-- Exercise task --
The records underneath are to be repeated exactly, with the pictures left out.

— BEGIN —

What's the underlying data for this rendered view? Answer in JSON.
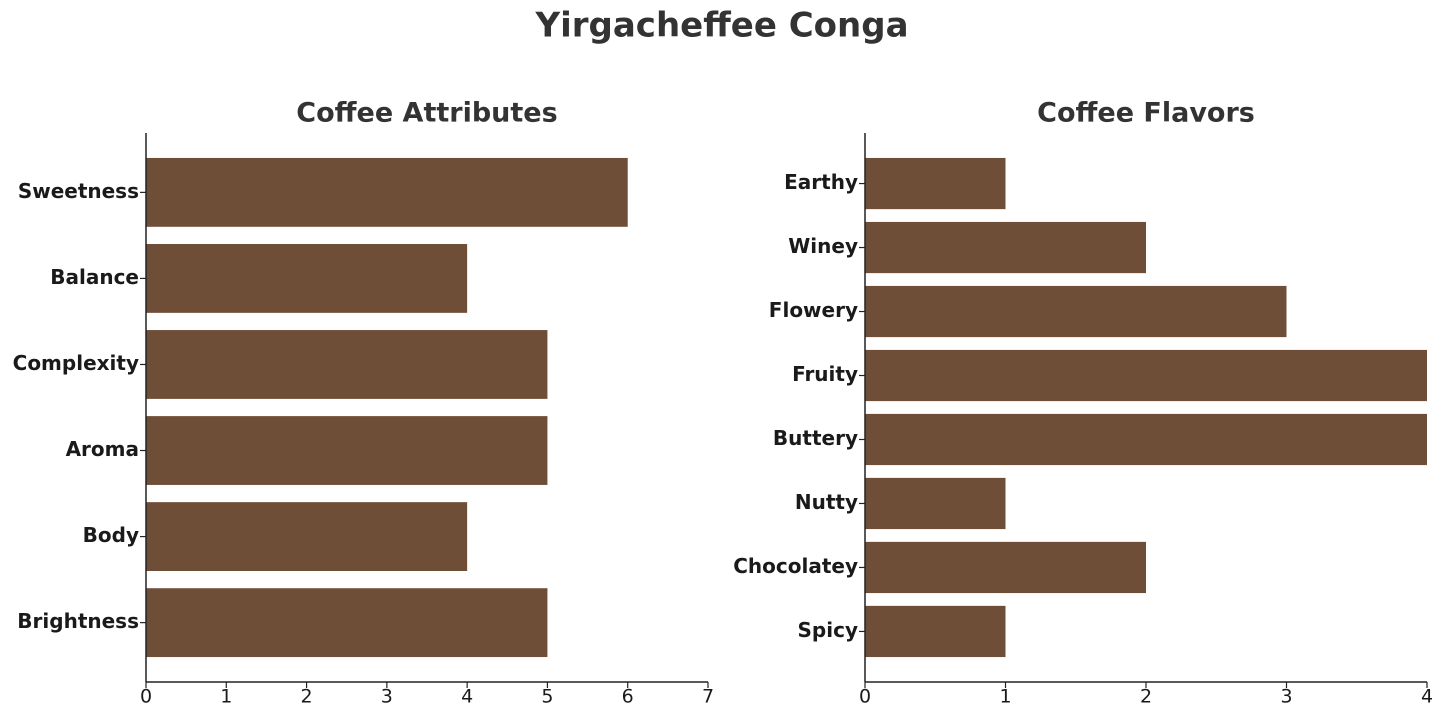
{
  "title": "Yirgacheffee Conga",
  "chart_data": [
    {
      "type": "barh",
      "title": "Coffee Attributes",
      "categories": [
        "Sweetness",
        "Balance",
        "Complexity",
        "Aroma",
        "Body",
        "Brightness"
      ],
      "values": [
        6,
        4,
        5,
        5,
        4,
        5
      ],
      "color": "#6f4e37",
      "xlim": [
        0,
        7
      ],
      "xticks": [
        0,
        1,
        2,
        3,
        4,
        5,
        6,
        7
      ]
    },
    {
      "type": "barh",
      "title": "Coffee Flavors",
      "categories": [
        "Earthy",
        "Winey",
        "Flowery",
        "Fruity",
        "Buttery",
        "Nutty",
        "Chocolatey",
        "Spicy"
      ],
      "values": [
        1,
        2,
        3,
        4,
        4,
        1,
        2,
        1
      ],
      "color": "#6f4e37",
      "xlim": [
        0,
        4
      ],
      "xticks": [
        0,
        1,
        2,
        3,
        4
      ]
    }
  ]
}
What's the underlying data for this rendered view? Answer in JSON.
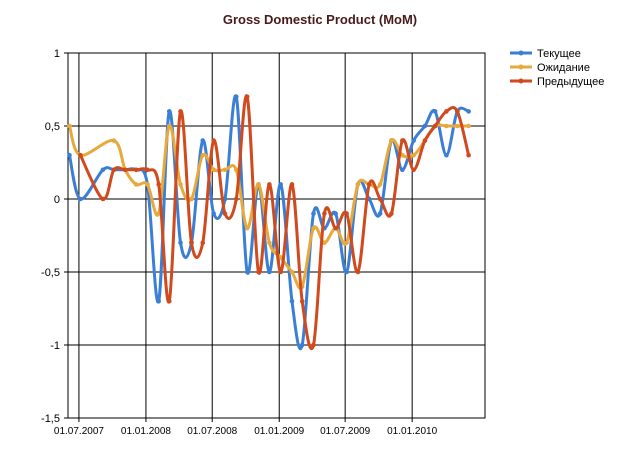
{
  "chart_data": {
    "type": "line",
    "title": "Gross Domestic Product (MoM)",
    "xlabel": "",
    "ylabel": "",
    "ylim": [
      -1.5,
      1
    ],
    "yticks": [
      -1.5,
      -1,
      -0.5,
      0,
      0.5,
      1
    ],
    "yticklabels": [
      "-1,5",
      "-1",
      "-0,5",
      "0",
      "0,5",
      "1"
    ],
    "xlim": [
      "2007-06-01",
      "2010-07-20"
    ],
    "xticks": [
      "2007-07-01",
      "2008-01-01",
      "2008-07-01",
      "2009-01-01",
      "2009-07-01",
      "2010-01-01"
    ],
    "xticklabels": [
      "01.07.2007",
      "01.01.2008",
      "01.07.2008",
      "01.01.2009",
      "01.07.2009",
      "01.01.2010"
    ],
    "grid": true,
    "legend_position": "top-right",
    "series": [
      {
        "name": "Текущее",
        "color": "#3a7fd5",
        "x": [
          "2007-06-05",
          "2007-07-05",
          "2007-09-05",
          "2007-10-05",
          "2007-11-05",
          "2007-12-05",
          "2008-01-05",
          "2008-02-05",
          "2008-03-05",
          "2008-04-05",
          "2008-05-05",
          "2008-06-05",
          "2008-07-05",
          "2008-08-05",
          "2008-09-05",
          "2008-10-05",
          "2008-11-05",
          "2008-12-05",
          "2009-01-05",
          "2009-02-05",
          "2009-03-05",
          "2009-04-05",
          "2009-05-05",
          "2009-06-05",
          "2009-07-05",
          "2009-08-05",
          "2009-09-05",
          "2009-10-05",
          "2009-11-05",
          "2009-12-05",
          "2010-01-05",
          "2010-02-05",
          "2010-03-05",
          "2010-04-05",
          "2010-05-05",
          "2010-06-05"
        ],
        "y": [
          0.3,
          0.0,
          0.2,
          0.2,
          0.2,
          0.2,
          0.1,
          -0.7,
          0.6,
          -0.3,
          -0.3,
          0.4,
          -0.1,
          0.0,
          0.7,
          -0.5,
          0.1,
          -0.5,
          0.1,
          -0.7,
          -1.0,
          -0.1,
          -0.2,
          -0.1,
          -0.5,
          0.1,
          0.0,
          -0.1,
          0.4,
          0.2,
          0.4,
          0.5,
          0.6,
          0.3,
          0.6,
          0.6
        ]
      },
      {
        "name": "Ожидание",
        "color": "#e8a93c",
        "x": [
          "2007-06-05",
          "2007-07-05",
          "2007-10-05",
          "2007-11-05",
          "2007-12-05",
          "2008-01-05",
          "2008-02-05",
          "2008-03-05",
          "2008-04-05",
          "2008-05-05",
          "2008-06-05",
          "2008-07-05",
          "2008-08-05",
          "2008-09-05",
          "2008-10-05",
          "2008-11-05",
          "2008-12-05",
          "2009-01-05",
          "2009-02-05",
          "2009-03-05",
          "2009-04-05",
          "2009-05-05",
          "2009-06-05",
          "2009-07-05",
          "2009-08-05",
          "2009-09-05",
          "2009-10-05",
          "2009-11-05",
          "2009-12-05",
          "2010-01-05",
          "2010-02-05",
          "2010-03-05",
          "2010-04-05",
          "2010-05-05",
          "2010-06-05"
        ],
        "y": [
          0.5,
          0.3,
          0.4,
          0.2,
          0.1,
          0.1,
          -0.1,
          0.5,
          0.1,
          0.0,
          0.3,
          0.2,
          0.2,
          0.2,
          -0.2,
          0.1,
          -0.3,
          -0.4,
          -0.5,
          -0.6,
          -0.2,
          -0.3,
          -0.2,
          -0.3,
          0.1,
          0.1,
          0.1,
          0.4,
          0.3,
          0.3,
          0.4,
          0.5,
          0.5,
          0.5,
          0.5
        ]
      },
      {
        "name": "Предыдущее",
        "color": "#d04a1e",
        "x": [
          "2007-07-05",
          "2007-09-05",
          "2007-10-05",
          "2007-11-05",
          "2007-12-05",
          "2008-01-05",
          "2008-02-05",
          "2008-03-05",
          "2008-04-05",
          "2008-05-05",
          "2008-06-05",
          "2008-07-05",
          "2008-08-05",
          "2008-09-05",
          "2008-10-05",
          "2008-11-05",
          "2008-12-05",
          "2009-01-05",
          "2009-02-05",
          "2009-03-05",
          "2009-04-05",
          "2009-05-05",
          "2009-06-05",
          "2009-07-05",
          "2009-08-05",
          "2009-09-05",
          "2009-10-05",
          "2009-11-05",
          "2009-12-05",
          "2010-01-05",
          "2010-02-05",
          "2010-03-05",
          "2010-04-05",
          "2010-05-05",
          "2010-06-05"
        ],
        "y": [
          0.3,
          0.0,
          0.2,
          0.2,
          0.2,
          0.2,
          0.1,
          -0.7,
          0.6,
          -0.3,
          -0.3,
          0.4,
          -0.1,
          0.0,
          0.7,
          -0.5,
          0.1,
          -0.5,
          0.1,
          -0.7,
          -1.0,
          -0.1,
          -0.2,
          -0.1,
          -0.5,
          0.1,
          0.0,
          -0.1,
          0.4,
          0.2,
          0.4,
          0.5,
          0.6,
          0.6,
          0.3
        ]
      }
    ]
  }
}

— END —

-- Response --
What's the underlying data for this rendered view? Answer in JSON.
{
  "title": "Yirgacheffee Conga",
  "chart_data": [
    {
      "type": "barh",
      "title": "Coffee Attributes",
      "categories": [
        "Sweetness",
        "Balance",
        "Complexity",
        "Aroma",
        "Body",
        "Brightness"
      ],
      "values": [
        6,
        4,
        5,
        5,
        4,
        5
      ],
      "color": "#6f4e37",
      "xlim": [
        0,
        7
      ],
      "xticks": [
        0,
        1,
        2,
        3,
        4,
        5,
        6,
        7
      ]
    },
    {
      "type": "barh",
      "title": "Coffee Flavors",
      "categories": [
        "Earthy",
        "Winey",
        "Flowery",
        "Fruity",
        "Buttery",
        "Nutty",
        "Chocolatey",
        "Spicy"
      ],
      "values": [
        1,
        2,
        3,
        4,
        4,
        1,
        2,
        1
      ],
      "color": "#6f4e37",
      "xlim": [
        0,
        4
      ],
      "xticks": [
        0,
        1,
        2,
        3,
        4
      ]
    }
  ]
}
What's the underlying data for this rendered view? Answer in JSON.
{
  "chart_data": {
    "type": "line",
    "title": "Gross Domestic Product (MoM)",
    "xlabel": "",
    "ylabel": "",
    "ylim": [
      -1.5,
      1
    ],
    "yticks": [
      -1.5,
      -1,
      -0.5,
      0,
      0.5,
      1
    ],
    "yticklabels": [
      "-1,5",
      "-1",
      "-0,5",
      "0",
      "0,5",
      "1"
    ],
    "xlim": [
      "2007-06-01",
      "2010-07-20"
    ],
    "xticks": [
      "2007-07-01",
      "2008-01-01",
      "2008-07-01",
      "2009-01-01",
      "2009-07-01",
      "2010-01-01"
    ],
    "xticklabels": [
      "01.07.2007",
      "01.01.2008",
      "01.07.2008",
      "01.01.2009",
      "01.07.2009",
      "01.01.2010"
    ],
    "grid": true,
    "legend_position": "top-right",
    "series": [
      {
        "name": "Текущее",
        "color": "#3a7fd5",
        "x": [
          "2007-06-05",
          "2007-07-05",
          "2007-09-05",
          "2007-10-05",
          "2007-11-05",
          "2007-12-05",
          "2008-01-05",
          "2008-02-05",
          "2008-03-05",
          "2008-04-05",
          "2008-05-05",
          "2008-06-05",
          "2008-07-05",
          "2008-08-05",
          "2008-09-05",
          "2008-10-05",
          "2008-11-05",
          "2008-12-05",
          "2009-01-05",
          "2009-02-05",
          "2009-03-05",
          "2009-04-05",
          "2009-05-05",
          "2009-06-05",
          "2009-07-05",
          "2009-08-05",
          "2009-09-05",
          "2009-10-05",
          "2009-11-05",
          "2009-12-05",
          "2010-01-05",
          "2010-02-05",
          "2010-03-05",
          "2010-04-05",
          "2010-05-05",
          "2010-06-05"
        ],
        "y": [
          0.3,
          0.0,
          0.2,
          0.2,
          0.2,
          0.2,
          0.1,
          -0.7,
          0.6,
          -0.3,
          -0.3,
          0.4,
          -0.1,
          0.0,
          0.7,
          -0.5,
          0.1,
          -0.5,
          0.1,
          -0.7,
          -1.0,
          -0.1,
          -0.2,
          -0.1,
          -0.5,
          0.1,
          0.0,
          -0.1,
          0.4,
          0.2,
          0.4,
          0.5,
          0.6,
          0.3,
          0.6,
          0.6
        ]
      },
      {
        "name": "Ожидание",
        "color": "#e8a93c",
        "x": [
          "2007-06-05",
          "2007-07-05",
          "2007-10-05",
          "2007-11-05",
          "2007-12-05",
          "2008-01-05",
          "2008-02-05",
          "2008-03-05",
          "2008-04-05",
          "2008-05-05",
          "2008-06-05",
          "2008-07-05",
          "2008-08-05",
          "2008-09-05",
          "2008-10-05",
          "2008-11-05",
          "2008-12-05",
          "2009-01-05",
          "2009-02-05",
          "2009-03-05",
          "2009-04-05",
          "2009-05-05",
          "2009-06-05",
          "2009-07-05",
          "2009-08-05",
          "2009-09-05",
          "2009-10-05",
          "2009-11-05",
          "2009-12-05",
          "2010-01-05",
          "2010-02-05",
          "2010-03-05",
          "2010-04-05",
          "2010-05-05",
          "2010-06-05"
        ],
        "y": [
          0.5,
          0.3,
          0.4,
          0.2,
          0.1,
          0.1,
          -0.1,
          0.5,
          0.1,
          0.0,
          0.3,
          0.2,
          0.2,
          0.2,
          -0.2,
          0.1,
          -0.3,
          -0.4,
          -0.5,
          -0.6,
          -0.2,
          -0.3,
          -0.2,
          -0.3,
          0.1,
          0.1,
          0.1,
          0.4,
          0.3,
          0.3,
          0.4,
          0.5,
          0.5,
          0.5,
          0.5
        ]
      },
      {
        "name": "Предыдущее",
        "color": "#d04a1e",
        "x": [
          "2007-07-05",
          "2007-09-05",
          "2007-10-05",
          "2007-11-05",
          "2007-12-05",
          "2008-01-05",
          "2008-02-05",
          "2008-03-05",
          "2008-04-05",
          "2008-05-05",
          "2008-06-05",
          "2008-07-05",
          "2008-08-05",
          "2008-09-05",
          "2008-10-05",
          "2008-11-05",
          "2008-12-05",
          "2009-01-05",
          "2009-02-05",
          "2009-03-05",
          "2009-04-05",
          "2009-05-05",
          "2009-06-05",
          "2009-07-05",
          "2009-08-05",
          "2009-09-05",
          "2009-10-05",
          "2009-11-05",
          "2009-12-05",
          "2010-01-05",
          "2010-02-05",
          "2010-03-05",
          "2010-04-05",
          "2010-05-05",
          "2010-06-05"
        ],
        "y": [
          0.3,
          0.0,
          0.2,
          0.2,
          0.2,
          0.2,
          0.1,
          -0.7,
          0.6,
          -0.3,
          -0.3,
          0.4,
          -0.1,
          0.0,
          0.7,
          -0.5,
          0.1,
          -0.5,
          0.1,
          -0.7,
          -1.0,
          -0.1,
          -0.2,
          -0.1,
          -0.5,
          0.1,
          0.0,
          -0.1,
          0.4,
          0.2,
          0.4,
          0.5,
          0.6,
          0.6,
          0.3
        ]
      }
    ]
  }
}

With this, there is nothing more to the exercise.